WHAT YOU WILL DO: Single out the lines of the material that contain "xlsx" and copy them.

** Start PROVIDED RECORDS **

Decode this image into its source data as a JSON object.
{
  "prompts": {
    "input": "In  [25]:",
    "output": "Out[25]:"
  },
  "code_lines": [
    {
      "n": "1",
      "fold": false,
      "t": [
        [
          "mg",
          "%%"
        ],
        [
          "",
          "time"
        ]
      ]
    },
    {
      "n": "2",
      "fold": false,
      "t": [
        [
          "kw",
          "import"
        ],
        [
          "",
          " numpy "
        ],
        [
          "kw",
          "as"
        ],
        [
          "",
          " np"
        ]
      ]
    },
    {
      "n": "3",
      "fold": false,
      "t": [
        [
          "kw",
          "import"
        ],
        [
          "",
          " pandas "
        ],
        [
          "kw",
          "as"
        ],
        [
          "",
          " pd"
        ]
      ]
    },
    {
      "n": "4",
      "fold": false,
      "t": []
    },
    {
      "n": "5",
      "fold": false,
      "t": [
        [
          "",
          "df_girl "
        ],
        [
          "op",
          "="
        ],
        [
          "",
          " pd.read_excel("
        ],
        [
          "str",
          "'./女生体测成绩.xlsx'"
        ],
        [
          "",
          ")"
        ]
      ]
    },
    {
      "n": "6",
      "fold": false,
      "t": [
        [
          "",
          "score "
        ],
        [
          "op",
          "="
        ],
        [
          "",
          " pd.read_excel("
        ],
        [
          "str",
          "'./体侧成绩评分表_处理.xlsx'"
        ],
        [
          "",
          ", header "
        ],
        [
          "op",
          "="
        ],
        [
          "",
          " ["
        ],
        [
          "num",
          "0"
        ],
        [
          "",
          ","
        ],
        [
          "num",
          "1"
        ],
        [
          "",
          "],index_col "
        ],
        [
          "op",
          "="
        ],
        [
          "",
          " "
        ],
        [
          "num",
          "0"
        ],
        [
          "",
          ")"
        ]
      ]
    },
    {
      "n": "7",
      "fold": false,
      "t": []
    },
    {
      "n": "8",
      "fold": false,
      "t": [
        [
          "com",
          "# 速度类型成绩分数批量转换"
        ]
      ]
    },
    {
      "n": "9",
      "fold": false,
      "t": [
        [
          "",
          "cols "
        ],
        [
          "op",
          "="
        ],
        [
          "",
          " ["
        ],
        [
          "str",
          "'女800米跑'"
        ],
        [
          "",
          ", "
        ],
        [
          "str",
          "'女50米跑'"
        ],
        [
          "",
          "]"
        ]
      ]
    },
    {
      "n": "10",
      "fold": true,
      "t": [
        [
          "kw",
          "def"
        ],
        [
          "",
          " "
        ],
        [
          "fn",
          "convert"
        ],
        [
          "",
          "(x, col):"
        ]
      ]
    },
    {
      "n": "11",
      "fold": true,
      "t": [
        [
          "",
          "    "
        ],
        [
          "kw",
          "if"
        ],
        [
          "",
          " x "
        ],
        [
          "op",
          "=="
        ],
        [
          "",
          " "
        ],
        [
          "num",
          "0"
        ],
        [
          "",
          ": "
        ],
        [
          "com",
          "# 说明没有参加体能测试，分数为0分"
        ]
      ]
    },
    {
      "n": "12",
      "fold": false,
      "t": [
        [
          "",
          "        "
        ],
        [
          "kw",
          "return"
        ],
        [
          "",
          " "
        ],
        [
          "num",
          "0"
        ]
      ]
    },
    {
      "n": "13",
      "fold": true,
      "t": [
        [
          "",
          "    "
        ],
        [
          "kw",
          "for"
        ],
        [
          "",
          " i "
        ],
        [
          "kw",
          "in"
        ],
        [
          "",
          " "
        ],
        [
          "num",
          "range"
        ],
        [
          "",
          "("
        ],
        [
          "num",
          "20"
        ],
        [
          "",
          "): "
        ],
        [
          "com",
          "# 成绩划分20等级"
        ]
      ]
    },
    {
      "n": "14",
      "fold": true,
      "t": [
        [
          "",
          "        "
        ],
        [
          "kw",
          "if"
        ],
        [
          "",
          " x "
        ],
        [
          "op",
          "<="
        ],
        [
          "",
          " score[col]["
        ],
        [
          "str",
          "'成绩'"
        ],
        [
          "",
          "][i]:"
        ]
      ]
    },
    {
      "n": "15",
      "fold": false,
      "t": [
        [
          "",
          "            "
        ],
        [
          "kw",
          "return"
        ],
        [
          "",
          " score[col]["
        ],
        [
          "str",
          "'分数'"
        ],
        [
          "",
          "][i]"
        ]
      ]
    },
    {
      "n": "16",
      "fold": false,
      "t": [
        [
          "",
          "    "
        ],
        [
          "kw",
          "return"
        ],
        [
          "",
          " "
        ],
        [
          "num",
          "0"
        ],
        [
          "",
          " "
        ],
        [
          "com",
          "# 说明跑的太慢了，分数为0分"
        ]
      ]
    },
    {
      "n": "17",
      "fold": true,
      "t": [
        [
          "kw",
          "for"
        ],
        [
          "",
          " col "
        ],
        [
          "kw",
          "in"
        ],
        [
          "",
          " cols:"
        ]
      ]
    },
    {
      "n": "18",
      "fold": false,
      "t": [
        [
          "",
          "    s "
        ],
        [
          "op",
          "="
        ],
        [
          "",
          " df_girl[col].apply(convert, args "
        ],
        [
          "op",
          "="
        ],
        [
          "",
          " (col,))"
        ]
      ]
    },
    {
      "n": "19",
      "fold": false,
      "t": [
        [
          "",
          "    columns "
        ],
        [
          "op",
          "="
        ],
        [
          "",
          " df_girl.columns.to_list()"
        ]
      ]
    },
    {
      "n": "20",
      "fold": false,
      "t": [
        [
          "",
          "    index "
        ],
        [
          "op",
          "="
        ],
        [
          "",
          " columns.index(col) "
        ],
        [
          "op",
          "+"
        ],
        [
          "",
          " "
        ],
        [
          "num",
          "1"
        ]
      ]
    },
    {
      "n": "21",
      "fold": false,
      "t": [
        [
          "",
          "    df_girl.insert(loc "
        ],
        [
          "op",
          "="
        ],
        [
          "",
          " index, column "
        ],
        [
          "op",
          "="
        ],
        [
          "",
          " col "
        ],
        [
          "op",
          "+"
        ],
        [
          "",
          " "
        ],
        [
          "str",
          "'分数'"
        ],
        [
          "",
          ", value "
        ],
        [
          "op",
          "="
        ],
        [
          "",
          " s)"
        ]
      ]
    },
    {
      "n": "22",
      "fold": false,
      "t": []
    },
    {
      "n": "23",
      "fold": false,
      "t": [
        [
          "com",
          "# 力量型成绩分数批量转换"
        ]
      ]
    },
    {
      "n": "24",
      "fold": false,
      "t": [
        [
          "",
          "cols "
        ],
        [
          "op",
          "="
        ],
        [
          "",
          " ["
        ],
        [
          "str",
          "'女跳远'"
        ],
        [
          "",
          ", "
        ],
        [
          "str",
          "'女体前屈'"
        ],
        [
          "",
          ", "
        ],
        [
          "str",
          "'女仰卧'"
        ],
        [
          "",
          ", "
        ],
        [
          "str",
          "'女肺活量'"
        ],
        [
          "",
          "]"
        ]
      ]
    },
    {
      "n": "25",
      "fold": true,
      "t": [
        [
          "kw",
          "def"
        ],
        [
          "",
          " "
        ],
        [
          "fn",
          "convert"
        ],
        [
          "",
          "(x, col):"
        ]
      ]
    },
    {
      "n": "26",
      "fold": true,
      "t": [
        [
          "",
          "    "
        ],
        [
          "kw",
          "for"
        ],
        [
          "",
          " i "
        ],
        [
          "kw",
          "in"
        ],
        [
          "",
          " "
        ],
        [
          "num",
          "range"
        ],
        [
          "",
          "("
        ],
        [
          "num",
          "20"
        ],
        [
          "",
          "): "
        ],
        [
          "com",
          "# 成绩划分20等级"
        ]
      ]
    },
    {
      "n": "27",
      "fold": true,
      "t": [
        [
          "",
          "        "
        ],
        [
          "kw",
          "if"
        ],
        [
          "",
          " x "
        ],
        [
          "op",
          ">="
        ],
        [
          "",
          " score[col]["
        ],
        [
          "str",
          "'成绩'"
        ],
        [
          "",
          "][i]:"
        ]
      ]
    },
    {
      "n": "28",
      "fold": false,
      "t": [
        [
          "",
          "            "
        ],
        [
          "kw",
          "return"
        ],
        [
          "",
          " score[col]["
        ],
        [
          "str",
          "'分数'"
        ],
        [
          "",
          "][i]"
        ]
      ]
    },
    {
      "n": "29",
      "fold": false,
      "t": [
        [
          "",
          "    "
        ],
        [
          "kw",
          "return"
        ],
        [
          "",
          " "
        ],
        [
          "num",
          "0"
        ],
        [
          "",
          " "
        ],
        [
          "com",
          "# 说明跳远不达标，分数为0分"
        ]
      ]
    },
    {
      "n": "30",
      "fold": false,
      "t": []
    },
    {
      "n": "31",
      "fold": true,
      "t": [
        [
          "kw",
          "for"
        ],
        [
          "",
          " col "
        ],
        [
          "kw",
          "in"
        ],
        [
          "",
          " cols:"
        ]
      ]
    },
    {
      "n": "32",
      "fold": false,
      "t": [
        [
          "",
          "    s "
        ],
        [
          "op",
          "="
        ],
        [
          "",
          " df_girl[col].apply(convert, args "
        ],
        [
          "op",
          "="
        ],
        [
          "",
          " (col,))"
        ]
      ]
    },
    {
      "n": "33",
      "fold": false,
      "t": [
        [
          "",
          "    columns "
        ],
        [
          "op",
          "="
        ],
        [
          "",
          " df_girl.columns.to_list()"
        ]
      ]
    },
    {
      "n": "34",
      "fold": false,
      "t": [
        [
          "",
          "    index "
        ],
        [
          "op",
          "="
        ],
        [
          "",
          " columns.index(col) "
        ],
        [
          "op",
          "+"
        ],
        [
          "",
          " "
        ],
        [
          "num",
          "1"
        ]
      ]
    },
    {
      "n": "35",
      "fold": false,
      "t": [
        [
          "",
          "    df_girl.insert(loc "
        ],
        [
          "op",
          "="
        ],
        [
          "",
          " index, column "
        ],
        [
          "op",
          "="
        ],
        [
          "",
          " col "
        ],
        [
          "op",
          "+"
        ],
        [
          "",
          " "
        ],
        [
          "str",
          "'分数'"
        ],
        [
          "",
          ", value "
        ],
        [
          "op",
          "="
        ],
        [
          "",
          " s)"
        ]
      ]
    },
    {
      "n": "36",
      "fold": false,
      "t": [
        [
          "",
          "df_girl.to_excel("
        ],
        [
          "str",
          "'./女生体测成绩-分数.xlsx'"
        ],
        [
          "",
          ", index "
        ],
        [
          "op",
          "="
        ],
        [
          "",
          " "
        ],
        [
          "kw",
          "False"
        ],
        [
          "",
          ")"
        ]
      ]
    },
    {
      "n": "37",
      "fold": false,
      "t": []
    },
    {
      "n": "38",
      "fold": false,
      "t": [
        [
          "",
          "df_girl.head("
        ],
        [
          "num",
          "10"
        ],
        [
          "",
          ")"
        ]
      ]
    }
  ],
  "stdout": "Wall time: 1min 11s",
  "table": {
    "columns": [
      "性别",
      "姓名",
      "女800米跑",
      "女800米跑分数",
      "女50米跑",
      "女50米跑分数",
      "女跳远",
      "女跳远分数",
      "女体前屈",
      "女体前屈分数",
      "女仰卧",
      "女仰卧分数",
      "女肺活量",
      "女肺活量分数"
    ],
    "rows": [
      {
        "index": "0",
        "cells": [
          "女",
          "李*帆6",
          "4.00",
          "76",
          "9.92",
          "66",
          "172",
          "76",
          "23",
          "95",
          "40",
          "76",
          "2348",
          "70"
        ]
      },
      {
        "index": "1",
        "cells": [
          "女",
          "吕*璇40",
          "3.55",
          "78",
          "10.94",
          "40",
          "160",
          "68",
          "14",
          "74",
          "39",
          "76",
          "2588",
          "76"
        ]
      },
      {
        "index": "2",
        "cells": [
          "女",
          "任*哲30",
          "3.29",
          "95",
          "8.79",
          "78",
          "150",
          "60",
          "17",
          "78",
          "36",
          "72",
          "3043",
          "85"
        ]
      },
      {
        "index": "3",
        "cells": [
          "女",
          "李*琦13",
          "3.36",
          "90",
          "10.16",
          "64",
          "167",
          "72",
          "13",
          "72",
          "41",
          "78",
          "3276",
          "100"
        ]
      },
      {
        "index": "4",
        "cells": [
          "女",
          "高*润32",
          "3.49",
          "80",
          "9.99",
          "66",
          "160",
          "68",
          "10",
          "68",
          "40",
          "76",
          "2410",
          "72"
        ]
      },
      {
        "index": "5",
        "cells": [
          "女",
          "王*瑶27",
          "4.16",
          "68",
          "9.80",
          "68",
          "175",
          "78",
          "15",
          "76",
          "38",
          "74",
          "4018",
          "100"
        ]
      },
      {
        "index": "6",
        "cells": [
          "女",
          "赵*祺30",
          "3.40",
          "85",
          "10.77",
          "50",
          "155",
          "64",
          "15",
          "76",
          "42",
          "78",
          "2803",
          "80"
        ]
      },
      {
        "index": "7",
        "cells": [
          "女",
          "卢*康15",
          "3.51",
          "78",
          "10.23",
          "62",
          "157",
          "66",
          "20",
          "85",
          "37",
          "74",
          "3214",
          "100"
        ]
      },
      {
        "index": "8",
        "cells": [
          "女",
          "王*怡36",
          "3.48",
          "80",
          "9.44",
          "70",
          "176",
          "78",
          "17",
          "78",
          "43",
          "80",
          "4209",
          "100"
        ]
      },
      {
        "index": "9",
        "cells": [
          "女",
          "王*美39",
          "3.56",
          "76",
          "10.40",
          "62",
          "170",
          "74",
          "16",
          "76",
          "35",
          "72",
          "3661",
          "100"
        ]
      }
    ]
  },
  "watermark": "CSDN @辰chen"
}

** End PROVIDED RECORDS **

FINISHED TASK:
          "'./女生体测成绩.xlsx'"
          "'./体侧成绩评分表_处理.xlsx'"
          "'./女生体测成绩-分数.xlsx'"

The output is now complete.